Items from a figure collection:
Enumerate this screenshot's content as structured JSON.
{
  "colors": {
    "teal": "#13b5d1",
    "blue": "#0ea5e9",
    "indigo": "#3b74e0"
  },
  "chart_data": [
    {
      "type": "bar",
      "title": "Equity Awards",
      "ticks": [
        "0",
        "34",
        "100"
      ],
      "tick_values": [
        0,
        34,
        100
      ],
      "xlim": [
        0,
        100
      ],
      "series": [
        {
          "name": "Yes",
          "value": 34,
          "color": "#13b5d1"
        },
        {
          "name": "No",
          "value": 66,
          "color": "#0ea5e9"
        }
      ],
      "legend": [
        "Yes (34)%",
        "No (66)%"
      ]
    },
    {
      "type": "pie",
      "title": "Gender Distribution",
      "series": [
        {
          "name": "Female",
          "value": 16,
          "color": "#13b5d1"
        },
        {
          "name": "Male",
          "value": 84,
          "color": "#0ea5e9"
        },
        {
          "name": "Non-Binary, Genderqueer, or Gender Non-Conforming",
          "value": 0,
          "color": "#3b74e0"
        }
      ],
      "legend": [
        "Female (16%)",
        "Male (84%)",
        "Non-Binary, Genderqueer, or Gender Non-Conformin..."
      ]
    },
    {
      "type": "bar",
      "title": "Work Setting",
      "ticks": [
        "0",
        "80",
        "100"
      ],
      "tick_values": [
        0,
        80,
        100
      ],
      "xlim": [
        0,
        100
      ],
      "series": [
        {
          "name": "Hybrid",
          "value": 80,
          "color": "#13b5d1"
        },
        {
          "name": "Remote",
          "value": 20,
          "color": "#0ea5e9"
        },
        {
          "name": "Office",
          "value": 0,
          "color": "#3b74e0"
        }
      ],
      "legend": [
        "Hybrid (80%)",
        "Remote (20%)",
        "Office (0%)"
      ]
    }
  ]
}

Short problem
Every entry must be output again, exactly as written above.

Answer to the problem
Enumerate this screenshot's content as structured JSON.
{
  "colors": {
    "teal": "#13b5d1",
    "blue": "#0ea5e9",
    "indigo": "#3b74e0"
  },
  "chart_data": [
    {
      "type": "bar",
      "title": "Equity Awards",
      "ticks": [
        "0",
        "34",
        "100"
      ],
      "tick_values": [
        0,
        34,
        100
      ],
      "xlim": [
        0,
        100
      ],
      "series": [
        {
          "name": "Yes",
          "value": 34,
          "color": "#13b5d1"
        },
        {
          "name": "No",
          "value": 66,
          "color": "#0ea5e9"
        }
      ],
      "legend": [
        "Yes (34)%",
        "No (66)%"
      ]
    },
    {
      "type": "pie",
      "title": "Gender Distribution",
      "series": [
        {
          "name": "Female",
          "value": 16,
          "color": "#13b5d1"
        },
        {
          "name": "Male",
          "value": 84,
          "color": "#0ea5e9"
        },
        {
          "name": "Non-Binary, Genderqueer, or Gender Non-Conforming",
          "value": 0,
          "color": "#3b74e0"
        }
      ],
      "legend": [
        "Female (16%)",
        "Male (84%)",
        "Non-Binary, Genderqueer, or Gender Non-Conformin..."
      ]
    },
    {
      "type": "bar",
      "title": "Work Setting",
      "ticks": [
        "0",
        "80",
        "100"
      ],
      "tick_values": [
        0,
        80,
        100
      ],
      "xlim": [
        0,
        100
      ],
      "series": [
        {
          "name": "Hybrid",
          "value": 80,
          "color": "#13b5d1"
        },
        {
          "name": "Remote",
          "value": 20,
          "color": "#0ea5e9"
        },
        {
          "name": "Office",
          "value": 0,
          "color": "#3b74e0"
        }
      ],
      "legend": [
        "Hybrid (80%)",
        "Remote (20%)",
        "Office (0%)"
      ]
    }
  ]
}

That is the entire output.